◆ **TASK INPUT**:
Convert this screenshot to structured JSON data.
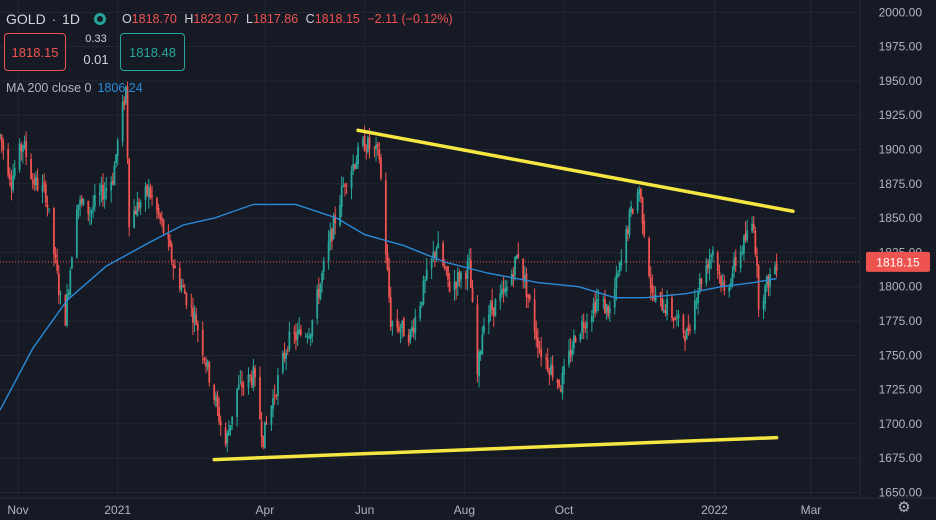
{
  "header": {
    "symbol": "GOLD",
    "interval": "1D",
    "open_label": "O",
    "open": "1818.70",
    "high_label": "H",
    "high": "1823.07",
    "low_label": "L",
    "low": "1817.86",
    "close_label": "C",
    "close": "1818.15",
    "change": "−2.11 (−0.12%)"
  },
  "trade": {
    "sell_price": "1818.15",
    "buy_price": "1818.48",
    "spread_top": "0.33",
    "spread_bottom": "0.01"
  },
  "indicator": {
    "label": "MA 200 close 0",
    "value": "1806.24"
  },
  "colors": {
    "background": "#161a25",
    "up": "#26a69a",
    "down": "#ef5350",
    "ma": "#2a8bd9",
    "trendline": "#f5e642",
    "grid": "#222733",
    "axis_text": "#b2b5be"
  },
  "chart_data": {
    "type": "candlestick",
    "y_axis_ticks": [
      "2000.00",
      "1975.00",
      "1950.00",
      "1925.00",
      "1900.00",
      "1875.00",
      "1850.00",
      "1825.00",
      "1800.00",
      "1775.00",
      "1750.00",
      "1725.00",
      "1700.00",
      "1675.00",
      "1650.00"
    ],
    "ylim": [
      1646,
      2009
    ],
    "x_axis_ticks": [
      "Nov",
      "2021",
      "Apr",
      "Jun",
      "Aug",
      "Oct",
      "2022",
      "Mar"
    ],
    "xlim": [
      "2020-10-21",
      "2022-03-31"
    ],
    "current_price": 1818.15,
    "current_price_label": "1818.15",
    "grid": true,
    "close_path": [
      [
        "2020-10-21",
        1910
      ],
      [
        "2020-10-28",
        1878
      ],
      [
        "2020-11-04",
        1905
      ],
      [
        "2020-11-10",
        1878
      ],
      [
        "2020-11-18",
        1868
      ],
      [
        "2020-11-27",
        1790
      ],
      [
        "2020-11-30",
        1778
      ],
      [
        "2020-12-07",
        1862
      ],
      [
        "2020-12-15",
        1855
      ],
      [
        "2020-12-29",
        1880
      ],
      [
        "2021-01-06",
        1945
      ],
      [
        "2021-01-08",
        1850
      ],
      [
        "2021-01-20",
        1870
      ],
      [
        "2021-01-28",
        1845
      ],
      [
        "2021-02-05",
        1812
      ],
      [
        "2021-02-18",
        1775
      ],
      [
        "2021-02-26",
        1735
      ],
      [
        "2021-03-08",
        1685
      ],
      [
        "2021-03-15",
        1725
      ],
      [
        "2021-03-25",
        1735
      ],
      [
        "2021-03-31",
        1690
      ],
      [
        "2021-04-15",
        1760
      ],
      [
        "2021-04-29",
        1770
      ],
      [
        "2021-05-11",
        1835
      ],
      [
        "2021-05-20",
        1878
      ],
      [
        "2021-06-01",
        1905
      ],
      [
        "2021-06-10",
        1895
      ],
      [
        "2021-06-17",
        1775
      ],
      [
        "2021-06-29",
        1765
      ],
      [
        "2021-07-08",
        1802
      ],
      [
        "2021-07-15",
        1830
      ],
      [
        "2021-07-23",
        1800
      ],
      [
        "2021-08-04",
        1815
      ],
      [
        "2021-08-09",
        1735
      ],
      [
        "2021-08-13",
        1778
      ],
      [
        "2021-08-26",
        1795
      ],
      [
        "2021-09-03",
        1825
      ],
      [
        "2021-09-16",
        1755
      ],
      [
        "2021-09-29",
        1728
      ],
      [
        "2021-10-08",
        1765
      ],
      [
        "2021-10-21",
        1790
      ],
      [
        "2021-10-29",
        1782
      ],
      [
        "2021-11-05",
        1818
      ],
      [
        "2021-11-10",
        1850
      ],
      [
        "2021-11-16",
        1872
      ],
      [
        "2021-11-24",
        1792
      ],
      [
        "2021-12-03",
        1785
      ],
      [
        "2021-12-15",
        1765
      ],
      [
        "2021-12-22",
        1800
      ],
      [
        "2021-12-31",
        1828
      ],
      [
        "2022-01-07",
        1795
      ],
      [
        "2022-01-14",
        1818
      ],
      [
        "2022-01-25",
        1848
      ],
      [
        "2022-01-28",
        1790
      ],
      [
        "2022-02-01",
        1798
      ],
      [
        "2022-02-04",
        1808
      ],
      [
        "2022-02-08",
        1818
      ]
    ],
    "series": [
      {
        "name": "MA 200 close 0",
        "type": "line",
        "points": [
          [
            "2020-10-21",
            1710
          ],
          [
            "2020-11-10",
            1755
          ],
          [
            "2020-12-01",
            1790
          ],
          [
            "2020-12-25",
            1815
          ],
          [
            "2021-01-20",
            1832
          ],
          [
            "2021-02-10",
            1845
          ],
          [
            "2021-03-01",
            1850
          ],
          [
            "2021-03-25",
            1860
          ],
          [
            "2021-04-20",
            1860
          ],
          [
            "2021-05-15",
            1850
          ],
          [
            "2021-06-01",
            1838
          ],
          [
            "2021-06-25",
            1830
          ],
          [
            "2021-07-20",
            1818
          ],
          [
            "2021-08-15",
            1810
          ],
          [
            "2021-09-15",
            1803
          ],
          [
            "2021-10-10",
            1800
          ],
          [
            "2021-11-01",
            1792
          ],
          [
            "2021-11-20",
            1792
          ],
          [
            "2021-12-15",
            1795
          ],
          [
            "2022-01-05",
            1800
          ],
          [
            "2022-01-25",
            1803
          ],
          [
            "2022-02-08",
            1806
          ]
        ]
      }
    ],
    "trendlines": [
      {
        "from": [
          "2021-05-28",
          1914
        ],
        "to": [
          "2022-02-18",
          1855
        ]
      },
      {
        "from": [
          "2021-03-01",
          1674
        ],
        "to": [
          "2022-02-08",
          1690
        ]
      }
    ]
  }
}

◆ **INSTRUCTIONS FOR THE TASK**: All of the lines above should be printed exactly, minus the pictures.

◆ **TASK ANSWER**:
Convert this screenshot to structured JSON data.
{
  "header": {
    "symbol": "GOLD",
    "interval": "1D",
    "open_label": "O",
    "open": "1818.70",
    "high_label": "H",
    "high": "1823.07",
    "low_label": "L",
    "low": "1817.86",
    "close_label": "C",
    "close": "1818.15",
    "change": "−2.11 (−0.12%)"
  },
  "trade": {
    "sell_price": "1818.15",
    "buy_price": "1818.48",
    "spread_top": "0.33",
    "spread_bottom": "0.01"
  },
  "indicator": {
    "label": "MA 200 close 0",
    "value": "1806.24"
  },
  "colors": {
    "background": "#161a25",
    "up": "#26a69a",
    "down": "#ef5350",
    "ma": "#2a8bd9",
    "trendline": "#f5e642",
    "grid": "#222733",
    "axis_text": "#b2b5be"
  },
  "chart_data": {
    "type": "candlestick",
    "y_axis_ticks": [
      "2000.00",
      "1975.00",
      "1950.00",
      "1925.00",
      "1900.00",
      "1875.00",
      "1850.00",
      "1825.00",
      "1800.00",
      "1775.00",
      "1750.00",
      "1725.00",
      "1700.00",
      "1675.00",
      "1650.00"
    ],
    "ylim": [
      1646,
      2009
    ],
    "x_axis_ticks": [
      "Nov",
      "2021",
      "Apr",
      "Jun",
      "Aug",
      "Oct",
      "2022",
      "Mar"
    ],
    "xlim": [
      "2020-10-21",
      "2022-03-31"
    ],
    "current_price": 1818.15,
    "current_price_label": "1818.15",
    "grid": true,
    "close_path": [
      [
        "2020-10-21",
        1910
      ],
      [
        "2020-10-28",
        1878
      ],
      [
        "2020-11-04",
        1905
      ],
      [
        "2020-11-10",
        1878
      ],
      [
        "2020-11-18",
        1868
      ],
      [
        "2020-11-27",
        1790
      ],
      [
        "2020-11-30",
        1778
      ],
      [
        "2020-12-07",
        1862
      ],
      [
        "2020-12-15",
        1855
      ],
      [
        "2020-12-29",
        1880
      ],
      [
        "2021-01-06",
        1945
      ],
      [
        "2021-01-08",
        1850
      ],
      [
        "2021-01-20",
        1870
      ],
      [
        "2021-01-28",
        1845
      ],
      [
        "2021-02-05",
        1812
      ],
      [
        "2021-02-18",
        1775
      ],
      [
        "2021-02-26",
        1735
      ],
      [
        "2021-03-08",
        1685
      ],
      [
        "2021-03-15",
        1725
      ],
      [
        "2021-03-25",
        1735
      ],
      [
        "2021-03-31",
        1690
      ],
      [
        "2021-04-15",
        1760
      ],
      [
        "2021-04-29",
        1770
      ],
      [
        "2021-05-11",
        1835
      ],
      [
        "2021-05-20",
        1878
      ],
      [
        "2021-06-01",
        1905
      ],
      [
        "2021-06-10",
        1895
      ],
      [
        "2021-06-17",
        1775
      ],
      [
        "2021-06-29",
        1765
      ],
      [
        "2021-07-08",
        1802
      ],
      [
        "2021-07-15",
        1830
      ],
      [
        "2021-07-23",
        1800
      ],
      [
        "2021-08-04",
        1815
      ],
      [
        "2021-08-09",
        1735
      ],
      [
        "2021-08-13",
        1778
      ],
      [
        "2021-08-26",
        1795
      ],
      [
        "2021-09-03",
        1825
      ],
      [
        "2021-09-16",
        1755
      ],
      [
        "2021-09-29",
        1728
      ],
      [
        "2021-10-08",
        1765
      ],
      [
        "2021-10-21",
        1790
      ],
      [
        "2021-10-29",
        1782
      ],
      [
        "2021-11-05",
        1818
      ],
      [
        "2021-11-10",
        1850
      ],
      [
        "2021-11-16",
        1872
      ],
      [
        "2021-11-24",
        1792
      ],
      [
        "2021-12-03",
        1785
      ],
      [
        "2021-12-15",
        1765
      ],
      [
        "2021-12-22",
        1800
      ],
      [
        "2021-12-31",
        1828
      ],
      [
        "2022-01-07",
        1795
      ],
      [
        "2022-01-14",
        1818
      ],
      [
        "2022-01-25",
        1848
      ],
      [
        "2022-01-28",
        1790
      ],
      [
        "2022-02-01",
        1798
      ],
      [
        "2022-02-04",
        1808
      ],
      [
        "2022-02-08",
        1818
      ]
    ],
    "series": [
      {
        "name": "MA 200 close 0",
        "type": "line",
        "points": [
          [
            "2020-10-21",
            1710
          ],
          [
            "2020-11-10",
            1755
          ],
          [
            "2020-12-01",
            1790
          ],
          [
            "2020-12-25",
            1815
          ],
          [
            "2021-01-20",
            1832
          ],
          [
            "2021-02-10",
            1845
          ],
          [
            "2021-03-01",
            1850
          ],
          [
            "2021-03-25",
            1860
          ],
          [
            "2021-04-20",
            1860
          ],
          [
            "2021-05-15",
            1850
          ],
          [
            "2021-06-01",
            1838
          ],
          [
            "2021-06-25",
            1830
          ],
          [
            "2021-07-20",
            1818
          ],
          [
            "2021-08-15",
            1810
          ],
          [
            "2021-09-15",
            1803
          ],
          [
            "2021-10-10",
            1800
          ],
          [
            "2021-11-01",
            1792
          ],
          [
            "2021-11-20",
            1792
          ],
          [
            "2021-12-15",
            1795
          ],
          [
            "2022-01-05",
            1800
          ],
          [
            "2022-01-25",
            1803
          ],
          [
            "2022-02-08",
            1806
          ]
        ]
      }
    ],
    "trendlines": [
      {
        "from": [
          "2021-05-28",
          1914
        ],
        "to": [
          "2022-02-18",
          1855
        ]
      },
      {
        "from": [
          "2021-03-01",
          1674
        ],
        "to": [
          "2022-02-08",
          1690
        ]
      }
    ]
  }
}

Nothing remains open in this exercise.